⟨
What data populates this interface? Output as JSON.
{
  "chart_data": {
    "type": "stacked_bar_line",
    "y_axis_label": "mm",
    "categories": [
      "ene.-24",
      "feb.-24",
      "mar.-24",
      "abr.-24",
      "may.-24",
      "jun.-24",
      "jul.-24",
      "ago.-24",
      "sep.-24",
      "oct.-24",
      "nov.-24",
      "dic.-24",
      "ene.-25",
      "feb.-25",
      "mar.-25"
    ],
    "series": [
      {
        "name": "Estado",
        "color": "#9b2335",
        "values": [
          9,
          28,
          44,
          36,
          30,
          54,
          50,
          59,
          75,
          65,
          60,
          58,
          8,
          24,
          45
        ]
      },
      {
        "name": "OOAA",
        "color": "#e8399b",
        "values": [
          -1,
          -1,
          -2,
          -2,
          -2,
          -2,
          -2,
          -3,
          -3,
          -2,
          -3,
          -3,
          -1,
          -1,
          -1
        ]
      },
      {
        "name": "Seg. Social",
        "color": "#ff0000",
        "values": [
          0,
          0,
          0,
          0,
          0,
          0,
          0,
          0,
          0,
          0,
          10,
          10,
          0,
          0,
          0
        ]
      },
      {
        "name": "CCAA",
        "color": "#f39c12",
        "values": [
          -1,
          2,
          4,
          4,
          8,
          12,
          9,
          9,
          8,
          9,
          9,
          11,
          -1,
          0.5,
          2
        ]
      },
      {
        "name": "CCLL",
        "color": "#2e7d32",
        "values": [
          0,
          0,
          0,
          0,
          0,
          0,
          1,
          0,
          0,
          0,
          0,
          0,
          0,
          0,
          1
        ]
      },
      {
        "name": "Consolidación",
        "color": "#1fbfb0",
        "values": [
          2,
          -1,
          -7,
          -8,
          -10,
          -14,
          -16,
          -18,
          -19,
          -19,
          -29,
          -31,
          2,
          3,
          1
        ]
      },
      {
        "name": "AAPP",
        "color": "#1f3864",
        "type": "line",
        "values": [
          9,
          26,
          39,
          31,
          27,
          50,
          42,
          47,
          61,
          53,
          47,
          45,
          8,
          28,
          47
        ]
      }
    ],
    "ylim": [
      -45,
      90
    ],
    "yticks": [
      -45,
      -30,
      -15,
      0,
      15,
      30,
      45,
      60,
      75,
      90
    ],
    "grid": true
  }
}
⟩
Set exercise:
Repeat the preceding lines exactly, please, every one of them.

Response below:
What data populates this interface? Output as JSON.
{
  "chart_data": {
    "type": "stacked_bar_line",
    "y_axis_label": "mm",
    "categories": [
      "ene.-24",
      "feb.-24",
      "mar.-24",
      "abr.-24",
      "may.-24",
      "jun.-24",
      "jul.-24",
      "ago.-24",
      "sep.-24",
      "oct.-24",
      "nov.-24",
      "dic.-24",
      "ene.-25",
      "feb.-25",
      "mar.-25"
    ],
    "series": [
      {
        "name": "Estado",
        "color": "#9b2335",
        "values": [
          9,
          28,
          44,
          36,
          30,
          54,
          50,
          59,
          75,
          65,
          60,
          58,
          8,
          24,
          45
        ]
      },
      {
        "name": "OOAA",
        "color": "#e8399b",
        "values": [
          -1,
          -1,
          -2,
          -2,
          -2,
          -2,
          -2,
          -3,
          -3,
          -2,
          -3,
          -3,
          -1,
          -1,
          -1
        ]
      },
      {
        "name": "Seg. Social",
        "color": "#ff0000",
        "values": [
          0,
          0,
          0,
          0,
          0,
          0,
          0,
          0,
          0,
          0,
          10,
          10,
          0,
          0,
          0
        ]
      },
      {
        "name": "CCAA",
        "color": "#f39c12",
        "values": [
          -1,
          2,
          4,
          4,
          8,
          12,
          9,
          9,
          8,
          9,
          9,
          11,
          -1,
          0.5,
          2
        ]
      },
      {
        "name": "CCLL",
        "color": "#2e7d32",
        "values": [
          0,
          0,
          0,
          0,
          0,
          0,
          1,
          0,
          0,
          0,
          0,
          0,
          0,
          0,
          1
        ]
      },
      {
        "name": "Consolidación",
        "color": "#1fbfb0",
        "values": [
          2,
          -1,
          -7,
          -8,
          -10,
          -14,
          -16,
          -18,
          -19,
          -19,
          -29,
          -31,
          2,
          3,
          1
        ]
      },
      {
        "name": "AAPP",
        "color": "#1f3864",
        "type": "line",
        "values": [
          9,
          26,
          39,
          31,
          27,
          50,
          42,
          47,
          61,
          53,
          47,
          45,
          8,
          28,
          47
        ]
      }
    ],
    "ylim": [
      -45,
      90
    ],
    "yticks": [
      -45,
      -30,
      -15,
      0,
      15,
      30,
      45,
      60,
      75,
      90
    ],
    "grid": true
  }
}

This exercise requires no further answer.